Directions
Reproduce the entries from the first line through the line containing "161, 232, 191]", changing "week-row" to "week-band" and leaving everything else unchanged.

Material for this task
:::::

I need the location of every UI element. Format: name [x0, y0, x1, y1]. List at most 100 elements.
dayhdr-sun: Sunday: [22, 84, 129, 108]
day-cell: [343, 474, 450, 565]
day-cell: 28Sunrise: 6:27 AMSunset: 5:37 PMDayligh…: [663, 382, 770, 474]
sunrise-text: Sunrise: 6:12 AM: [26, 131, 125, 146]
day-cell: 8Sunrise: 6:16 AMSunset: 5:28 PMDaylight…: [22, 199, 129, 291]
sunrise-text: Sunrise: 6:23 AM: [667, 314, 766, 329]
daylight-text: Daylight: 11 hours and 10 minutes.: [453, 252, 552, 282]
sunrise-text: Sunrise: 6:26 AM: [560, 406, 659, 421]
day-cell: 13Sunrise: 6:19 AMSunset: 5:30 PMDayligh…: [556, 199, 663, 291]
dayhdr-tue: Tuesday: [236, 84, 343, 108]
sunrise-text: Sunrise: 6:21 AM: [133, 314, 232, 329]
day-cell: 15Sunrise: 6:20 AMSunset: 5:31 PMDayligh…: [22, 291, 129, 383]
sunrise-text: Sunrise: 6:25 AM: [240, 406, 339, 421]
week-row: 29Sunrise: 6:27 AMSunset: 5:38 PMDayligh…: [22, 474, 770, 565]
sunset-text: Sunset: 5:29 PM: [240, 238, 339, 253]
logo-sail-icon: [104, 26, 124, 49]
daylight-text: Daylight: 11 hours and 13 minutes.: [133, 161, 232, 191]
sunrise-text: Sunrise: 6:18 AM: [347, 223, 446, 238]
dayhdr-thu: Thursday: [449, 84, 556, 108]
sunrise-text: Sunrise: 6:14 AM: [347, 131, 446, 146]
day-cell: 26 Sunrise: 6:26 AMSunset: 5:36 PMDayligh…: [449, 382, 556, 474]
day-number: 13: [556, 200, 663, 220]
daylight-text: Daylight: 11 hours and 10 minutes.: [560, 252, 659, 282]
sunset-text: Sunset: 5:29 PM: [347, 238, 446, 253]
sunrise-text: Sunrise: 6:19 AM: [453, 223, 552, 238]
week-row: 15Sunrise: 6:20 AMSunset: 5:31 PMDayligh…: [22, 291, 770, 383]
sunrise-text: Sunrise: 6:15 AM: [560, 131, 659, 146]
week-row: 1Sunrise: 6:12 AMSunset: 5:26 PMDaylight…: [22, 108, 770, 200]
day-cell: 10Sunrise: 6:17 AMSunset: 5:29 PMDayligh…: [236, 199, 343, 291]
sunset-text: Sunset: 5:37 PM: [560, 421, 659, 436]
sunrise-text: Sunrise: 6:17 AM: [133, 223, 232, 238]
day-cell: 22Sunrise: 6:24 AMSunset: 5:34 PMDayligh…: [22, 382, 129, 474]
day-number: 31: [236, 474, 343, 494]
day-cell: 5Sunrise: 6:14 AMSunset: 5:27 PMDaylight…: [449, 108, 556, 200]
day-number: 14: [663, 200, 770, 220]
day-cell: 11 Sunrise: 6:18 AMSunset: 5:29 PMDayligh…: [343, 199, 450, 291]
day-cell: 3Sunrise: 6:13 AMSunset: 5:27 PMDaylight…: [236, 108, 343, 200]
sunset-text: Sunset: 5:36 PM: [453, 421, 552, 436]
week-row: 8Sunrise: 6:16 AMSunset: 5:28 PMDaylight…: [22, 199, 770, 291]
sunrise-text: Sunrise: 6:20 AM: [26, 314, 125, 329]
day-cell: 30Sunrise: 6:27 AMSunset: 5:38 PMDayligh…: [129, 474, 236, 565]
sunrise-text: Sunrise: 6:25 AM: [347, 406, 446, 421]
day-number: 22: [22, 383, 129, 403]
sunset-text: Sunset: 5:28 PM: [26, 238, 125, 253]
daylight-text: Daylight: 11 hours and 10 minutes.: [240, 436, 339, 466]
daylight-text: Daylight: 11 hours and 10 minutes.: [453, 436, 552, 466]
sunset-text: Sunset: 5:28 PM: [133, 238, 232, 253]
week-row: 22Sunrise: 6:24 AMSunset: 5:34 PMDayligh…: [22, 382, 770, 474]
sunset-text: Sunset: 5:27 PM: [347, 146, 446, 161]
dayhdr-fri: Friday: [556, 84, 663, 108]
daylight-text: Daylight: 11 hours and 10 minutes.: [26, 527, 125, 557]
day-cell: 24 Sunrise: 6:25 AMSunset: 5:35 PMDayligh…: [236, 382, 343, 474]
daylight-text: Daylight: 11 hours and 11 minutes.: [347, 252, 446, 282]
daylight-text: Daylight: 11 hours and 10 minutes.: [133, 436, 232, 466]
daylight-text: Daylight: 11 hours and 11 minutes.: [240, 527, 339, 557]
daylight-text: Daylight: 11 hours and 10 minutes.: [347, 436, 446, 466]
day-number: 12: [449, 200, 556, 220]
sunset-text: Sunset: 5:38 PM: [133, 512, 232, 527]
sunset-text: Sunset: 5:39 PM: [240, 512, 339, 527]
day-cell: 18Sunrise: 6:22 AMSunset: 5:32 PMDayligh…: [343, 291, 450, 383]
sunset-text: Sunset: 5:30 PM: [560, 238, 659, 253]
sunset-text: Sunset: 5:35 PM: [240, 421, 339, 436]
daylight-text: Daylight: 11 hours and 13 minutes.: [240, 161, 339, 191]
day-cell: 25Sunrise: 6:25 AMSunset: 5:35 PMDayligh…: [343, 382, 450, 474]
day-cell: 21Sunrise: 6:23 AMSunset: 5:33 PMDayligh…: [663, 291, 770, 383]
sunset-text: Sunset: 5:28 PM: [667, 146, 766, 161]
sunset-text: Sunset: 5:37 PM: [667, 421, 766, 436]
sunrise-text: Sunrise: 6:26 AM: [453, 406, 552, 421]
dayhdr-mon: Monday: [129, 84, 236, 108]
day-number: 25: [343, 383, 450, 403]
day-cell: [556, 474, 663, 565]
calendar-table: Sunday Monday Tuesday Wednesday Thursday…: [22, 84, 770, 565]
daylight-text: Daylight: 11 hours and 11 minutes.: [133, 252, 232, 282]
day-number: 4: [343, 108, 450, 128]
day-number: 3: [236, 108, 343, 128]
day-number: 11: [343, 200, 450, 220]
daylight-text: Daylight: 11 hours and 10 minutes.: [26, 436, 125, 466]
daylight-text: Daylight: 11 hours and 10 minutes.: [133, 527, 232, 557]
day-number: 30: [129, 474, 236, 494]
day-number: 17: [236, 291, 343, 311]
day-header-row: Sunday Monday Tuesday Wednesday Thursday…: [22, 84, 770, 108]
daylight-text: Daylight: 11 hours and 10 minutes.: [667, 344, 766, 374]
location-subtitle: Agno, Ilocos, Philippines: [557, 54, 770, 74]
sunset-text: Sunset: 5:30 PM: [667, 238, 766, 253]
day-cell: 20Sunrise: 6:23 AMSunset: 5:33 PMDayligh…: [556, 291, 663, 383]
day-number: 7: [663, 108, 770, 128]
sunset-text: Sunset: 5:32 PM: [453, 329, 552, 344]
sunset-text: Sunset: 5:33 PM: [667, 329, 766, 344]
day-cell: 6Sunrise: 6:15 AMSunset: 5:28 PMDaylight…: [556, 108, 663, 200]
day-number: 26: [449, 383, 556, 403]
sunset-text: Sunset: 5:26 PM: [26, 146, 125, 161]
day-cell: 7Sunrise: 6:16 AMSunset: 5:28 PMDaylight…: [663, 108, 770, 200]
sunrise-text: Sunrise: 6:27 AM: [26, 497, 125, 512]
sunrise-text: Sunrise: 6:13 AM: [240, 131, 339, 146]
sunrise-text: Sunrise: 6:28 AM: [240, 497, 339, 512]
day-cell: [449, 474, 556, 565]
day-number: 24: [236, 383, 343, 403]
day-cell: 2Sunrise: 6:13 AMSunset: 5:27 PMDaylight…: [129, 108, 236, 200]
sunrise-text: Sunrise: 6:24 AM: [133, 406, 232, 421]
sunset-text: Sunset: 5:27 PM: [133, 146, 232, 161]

:::::

Response below
I need the location of every UI element. Format: name [x0, y0, x1, y1]. List at most 100 elements.
dayhdr-sun: Sunday: [22, 84, 129, 108]
day-cell: [343, 474, 450, 565]
day-cell: 28Sunrise: 6:27 AMSunset: 5:37 PMDayligh…: [663, 382, 770, 474]
sunrise-text: Sunrise: 6:12 AM: [26, 131, 125, 146]
day-cell: 8Sunrise: 6:16 AMSunset: 5:28 PMDaylight…: [22, 199, 129, 291]
sunrise-text: Sunrise: 6:23 AM: [667, 314, 766, 329]
daylight-text: Daylight: 11 hours and 10 minutes.: [453, 252, 552, 282]
sunrise-text: Sunrise: 6:26 AM: [560, 406, 659, 421]
day-cell: 13Sunrise: 6:19 AMSunset: 5:30 PMDayligh…: [556, 199, 663, 291]
dayhdr-tue: Tuesday: [236, 84, 343, 108]
sunrise-text: Sunrise: 6:21 AM: [133, 314, 232, 329]
day-cell: 15Sunrise: 6:20 AMSunset: 5:31 PMDayligh…: [22, 291, 129, 383]
sunrise-text: Sunrise: 6:25 AM: [240, 406, 339, 421]
week-band: 29Sunrise: 6:27 AMSunset: 5:38 PMDayligh…: [22, 474, 770, 565]
sunset-text: Sunset: 5:29 PM: [240, 238, 339, 253]
logo-sail-icon: [104, 26, 124, 49]
daylight-text: Daylight: 11 hours and 13 minutes.: [133, 161, 232, 191]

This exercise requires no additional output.